Directive
Repeat every entry word for word, skipping the pictures.

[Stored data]

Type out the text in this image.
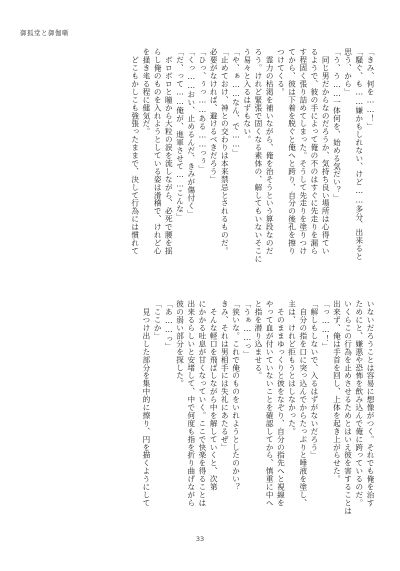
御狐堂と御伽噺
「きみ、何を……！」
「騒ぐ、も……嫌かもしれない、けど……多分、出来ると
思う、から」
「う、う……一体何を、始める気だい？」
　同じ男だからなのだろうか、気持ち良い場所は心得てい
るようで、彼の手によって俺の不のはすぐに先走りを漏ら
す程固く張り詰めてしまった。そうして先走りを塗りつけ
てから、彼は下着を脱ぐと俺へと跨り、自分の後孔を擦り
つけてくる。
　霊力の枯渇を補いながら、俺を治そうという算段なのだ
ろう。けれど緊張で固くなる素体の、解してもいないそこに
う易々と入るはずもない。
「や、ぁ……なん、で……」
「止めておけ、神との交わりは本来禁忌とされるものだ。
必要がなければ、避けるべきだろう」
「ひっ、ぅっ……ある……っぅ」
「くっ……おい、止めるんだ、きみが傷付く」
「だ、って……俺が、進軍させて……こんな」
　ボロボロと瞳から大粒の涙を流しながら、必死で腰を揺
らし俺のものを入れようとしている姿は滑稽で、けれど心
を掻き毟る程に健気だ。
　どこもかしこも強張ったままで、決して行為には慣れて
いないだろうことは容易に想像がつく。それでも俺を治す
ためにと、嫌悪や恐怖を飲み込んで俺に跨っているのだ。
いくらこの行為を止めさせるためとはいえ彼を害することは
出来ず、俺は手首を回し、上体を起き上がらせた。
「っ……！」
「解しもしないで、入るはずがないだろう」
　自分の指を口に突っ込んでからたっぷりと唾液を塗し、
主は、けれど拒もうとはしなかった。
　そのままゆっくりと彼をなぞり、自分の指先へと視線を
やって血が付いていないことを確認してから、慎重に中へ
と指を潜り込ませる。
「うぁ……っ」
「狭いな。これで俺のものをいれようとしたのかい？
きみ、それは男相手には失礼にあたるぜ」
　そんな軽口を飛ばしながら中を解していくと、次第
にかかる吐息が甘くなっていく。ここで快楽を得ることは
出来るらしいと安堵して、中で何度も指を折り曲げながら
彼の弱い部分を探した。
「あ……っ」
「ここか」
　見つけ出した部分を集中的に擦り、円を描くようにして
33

Exercise output
Type out the text in this image.
御狐堂と御伽噺
「きみ、何を……！」
「騒ぐ、も……嫌かもしれない、けど……多分、出来ると
思う、から」
「う、う……一体何を、始める気だい？」
　同じ男だからなのだろうか、気持ち良い場所は心得てい
るようで、彼の手によって俺の不のはすぐに先走りを漏ら
す程固く張り詰めてしまった。そうして先走りを塗りつけ
てから、彼は下着を脱ぐと俺へと跨り、自分の後孔を擦り
つけてくる。
　霊力の枯渇を補いながら、俺を治そうという算段なのだ
ろう。けれど緊張で固くなる素体の、解してもいないそこに
う易々と入るはずもない。
「や、ぁ……なん、で……」
「止めておけ、神との交わりは本来禁忌とされるものだ。
必要がなければ、避けるべきだろう」
「ひっ、ぅっ……ある……っぅ」
「くっ……おい、止めるんだ、きみが傷付く」
「だ、って……俺が、進軍させて……こんな」
　ボロボロと瞳から大粒の涙を流しながら、必死で腰を揺
らし俺のものを入れようとしている姿は滑稽で、けれど心
を掻き毟る程に健気だ。
　どこもかしこも強張ったままで、決して行為には慣れて
いないだろうことは容易に想像がつく。それでも俺を治す
ためにと、嫌悪や恐怖を飲み込んで俺に跨っているのだ。
いくらこの行為を止めさせるためとはいえ彼を害することは
出来ず、俺は手首を回し、上体を起き上がらせた。
「っ……！」
「解しもしないで、入るはずがないだろう」
　自分の指を口に突っ込んでからたっぷりと唾液を塗し、
主は、けれど拒もうとはしなかった。
　そのままゆっくりと彼をなぞり、自分の指先へと視線を
やって血が付いていないことを確認してから、慎重に中へ
と指を潜り込ませる。
「うぁ……っ」
「狭いな。これで俺のものをいれようとしたのかい？
きみ、それは男相手には失礼にあたるぜ」
　そんな軽口を飛ばしながら中を解していくと、次第
にかかる吐息が甘くなっていく。ここで快楽を得ることは
出来るらしいと安堵して、中で何度も指を折り曲げながら
彼の弱い部分を探した。
「あ……っ」
「ここか」
　見つけ出した部分を集中的に擦り、円を描くようにして
33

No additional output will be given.